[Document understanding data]
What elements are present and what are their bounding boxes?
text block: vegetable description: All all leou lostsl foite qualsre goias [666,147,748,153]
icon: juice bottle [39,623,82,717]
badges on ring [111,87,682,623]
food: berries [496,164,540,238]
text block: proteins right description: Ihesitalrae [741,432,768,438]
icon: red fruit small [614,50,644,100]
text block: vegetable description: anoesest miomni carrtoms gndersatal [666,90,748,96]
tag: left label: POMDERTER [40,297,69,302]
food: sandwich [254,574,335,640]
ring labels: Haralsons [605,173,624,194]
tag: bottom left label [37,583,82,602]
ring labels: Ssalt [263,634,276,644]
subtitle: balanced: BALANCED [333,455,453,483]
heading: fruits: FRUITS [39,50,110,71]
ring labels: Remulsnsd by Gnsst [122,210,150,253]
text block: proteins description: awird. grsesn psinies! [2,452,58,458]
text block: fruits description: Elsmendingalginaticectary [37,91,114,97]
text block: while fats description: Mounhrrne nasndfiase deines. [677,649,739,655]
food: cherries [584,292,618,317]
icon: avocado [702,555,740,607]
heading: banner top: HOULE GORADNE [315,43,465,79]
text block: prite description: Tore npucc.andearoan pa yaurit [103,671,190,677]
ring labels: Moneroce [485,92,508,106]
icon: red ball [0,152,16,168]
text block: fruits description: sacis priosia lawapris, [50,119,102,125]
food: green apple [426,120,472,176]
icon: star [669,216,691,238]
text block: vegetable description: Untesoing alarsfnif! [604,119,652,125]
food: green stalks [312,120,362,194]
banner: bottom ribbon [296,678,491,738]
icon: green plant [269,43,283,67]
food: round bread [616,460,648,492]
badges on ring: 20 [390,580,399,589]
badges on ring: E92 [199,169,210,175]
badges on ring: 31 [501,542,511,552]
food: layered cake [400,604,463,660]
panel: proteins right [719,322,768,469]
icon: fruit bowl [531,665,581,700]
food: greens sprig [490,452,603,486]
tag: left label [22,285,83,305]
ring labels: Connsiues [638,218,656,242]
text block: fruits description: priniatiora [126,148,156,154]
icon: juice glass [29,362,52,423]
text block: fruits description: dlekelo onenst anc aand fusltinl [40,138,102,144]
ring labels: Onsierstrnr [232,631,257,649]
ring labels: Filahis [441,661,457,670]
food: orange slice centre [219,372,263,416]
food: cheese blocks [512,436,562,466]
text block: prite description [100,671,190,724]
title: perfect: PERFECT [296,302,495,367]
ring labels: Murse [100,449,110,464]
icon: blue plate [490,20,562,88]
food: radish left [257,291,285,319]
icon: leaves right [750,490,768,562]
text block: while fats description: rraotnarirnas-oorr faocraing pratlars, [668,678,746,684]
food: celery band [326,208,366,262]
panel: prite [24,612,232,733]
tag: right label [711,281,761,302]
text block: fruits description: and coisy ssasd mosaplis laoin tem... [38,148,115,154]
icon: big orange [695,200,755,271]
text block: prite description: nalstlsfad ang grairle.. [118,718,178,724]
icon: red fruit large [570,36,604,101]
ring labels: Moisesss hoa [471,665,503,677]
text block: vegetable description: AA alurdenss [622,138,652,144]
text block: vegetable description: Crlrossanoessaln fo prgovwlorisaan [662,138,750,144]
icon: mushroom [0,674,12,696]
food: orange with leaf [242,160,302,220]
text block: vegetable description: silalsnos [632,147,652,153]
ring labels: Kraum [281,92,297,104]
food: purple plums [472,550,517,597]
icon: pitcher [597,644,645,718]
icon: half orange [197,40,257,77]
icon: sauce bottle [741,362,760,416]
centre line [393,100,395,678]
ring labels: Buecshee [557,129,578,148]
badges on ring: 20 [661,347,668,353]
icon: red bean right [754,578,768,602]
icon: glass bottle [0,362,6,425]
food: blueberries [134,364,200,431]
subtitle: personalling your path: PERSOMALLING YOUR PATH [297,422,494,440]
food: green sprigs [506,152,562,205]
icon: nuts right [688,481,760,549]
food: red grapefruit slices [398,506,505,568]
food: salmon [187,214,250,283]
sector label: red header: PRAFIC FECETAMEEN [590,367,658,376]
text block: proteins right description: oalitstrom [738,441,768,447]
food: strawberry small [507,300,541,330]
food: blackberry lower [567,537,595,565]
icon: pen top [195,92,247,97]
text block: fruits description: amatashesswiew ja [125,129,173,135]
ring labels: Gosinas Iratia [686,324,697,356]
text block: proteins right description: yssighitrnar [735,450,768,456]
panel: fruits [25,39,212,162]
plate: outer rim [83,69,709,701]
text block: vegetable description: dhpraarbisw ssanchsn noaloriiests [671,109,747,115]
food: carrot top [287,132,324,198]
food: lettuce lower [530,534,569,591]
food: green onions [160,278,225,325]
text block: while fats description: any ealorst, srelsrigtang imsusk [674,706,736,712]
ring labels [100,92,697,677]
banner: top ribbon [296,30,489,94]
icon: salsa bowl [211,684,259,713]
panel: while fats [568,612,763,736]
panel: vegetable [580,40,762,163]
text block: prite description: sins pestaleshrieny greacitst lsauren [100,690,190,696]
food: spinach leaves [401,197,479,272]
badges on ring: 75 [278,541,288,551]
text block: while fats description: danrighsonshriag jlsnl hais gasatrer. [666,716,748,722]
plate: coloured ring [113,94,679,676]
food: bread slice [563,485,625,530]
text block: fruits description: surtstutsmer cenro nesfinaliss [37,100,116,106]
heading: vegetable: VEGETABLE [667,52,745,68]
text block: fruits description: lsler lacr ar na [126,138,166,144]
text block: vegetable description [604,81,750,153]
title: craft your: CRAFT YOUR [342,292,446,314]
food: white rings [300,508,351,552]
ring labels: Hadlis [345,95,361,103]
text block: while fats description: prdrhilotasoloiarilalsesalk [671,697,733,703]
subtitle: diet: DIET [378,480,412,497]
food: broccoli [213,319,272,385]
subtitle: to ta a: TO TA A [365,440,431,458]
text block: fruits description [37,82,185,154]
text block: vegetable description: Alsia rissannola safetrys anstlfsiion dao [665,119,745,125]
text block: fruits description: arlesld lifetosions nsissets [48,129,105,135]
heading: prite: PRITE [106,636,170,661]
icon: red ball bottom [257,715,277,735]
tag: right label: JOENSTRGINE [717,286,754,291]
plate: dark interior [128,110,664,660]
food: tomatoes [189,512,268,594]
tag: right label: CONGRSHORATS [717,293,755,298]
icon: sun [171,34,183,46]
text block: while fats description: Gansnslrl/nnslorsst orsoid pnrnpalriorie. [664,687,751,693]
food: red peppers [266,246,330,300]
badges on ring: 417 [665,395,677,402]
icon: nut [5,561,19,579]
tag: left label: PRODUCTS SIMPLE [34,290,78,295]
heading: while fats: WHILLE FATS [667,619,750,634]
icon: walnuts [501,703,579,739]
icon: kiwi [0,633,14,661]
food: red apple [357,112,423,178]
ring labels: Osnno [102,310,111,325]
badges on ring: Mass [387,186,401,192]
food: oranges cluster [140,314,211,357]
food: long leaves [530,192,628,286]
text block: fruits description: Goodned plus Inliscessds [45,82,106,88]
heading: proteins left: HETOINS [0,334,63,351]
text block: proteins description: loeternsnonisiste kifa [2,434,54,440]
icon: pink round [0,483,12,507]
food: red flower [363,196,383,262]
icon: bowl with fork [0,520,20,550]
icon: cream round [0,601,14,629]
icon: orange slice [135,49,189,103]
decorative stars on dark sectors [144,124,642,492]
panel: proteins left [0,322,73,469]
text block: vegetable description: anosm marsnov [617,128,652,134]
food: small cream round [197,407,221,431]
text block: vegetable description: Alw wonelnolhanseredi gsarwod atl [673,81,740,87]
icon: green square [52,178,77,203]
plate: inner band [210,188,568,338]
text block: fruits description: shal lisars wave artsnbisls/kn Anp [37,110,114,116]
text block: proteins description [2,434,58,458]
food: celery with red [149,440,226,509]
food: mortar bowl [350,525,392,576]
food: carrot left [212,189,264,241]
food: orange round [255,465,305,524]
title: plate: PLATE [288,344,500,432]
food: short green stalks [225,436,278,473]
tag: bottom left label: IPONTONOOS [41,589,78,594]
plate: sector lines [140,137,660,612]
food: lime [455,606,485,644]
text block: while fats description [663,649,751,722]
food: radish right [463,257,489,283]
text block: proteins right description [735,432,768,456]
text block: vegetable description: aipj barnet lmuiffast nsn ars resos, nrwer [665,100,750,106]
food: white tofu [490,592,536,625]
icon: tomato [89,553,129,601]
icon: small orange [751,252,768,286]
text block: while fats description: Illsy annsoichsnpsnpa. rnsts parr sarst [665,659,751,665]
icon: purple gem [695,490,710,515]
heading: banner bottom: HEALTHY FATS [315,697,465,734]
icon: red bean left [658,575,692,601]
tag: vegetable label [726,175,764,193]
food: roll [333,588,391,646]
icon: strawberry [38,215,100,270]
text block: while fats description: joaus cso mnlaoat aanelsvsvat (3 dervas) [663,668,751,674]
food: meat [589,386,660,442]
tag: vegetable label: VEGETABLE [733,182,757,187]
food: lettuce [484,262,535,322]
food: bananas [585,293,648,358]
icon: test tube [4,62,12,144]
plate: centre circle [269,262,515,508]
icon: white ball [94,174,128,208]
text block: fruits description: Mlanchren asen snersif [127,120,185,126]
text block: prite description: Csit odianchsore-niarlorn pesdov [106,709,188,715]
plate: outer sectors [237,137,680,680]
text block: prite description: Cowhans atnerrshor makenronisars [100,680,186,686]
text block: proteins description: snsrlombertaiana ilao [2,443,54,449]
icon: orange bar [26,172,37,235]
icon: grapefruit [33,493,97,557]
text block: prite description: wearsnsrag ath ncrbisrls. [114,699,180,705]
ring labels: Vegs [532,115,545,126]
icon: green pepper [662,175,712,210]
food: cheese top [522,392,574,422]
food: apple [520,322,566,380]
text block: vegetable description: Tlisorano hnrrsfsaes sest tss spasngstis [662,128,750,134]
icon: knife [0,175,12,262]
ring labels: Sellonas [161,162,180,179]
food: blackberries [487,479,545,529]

### Work instructions
Identify the lines of the data that contain the word "cream". Copy each of them.

### Result below
icon: cream round [0,601,14,629]
food: small cream round [197,407,221,431]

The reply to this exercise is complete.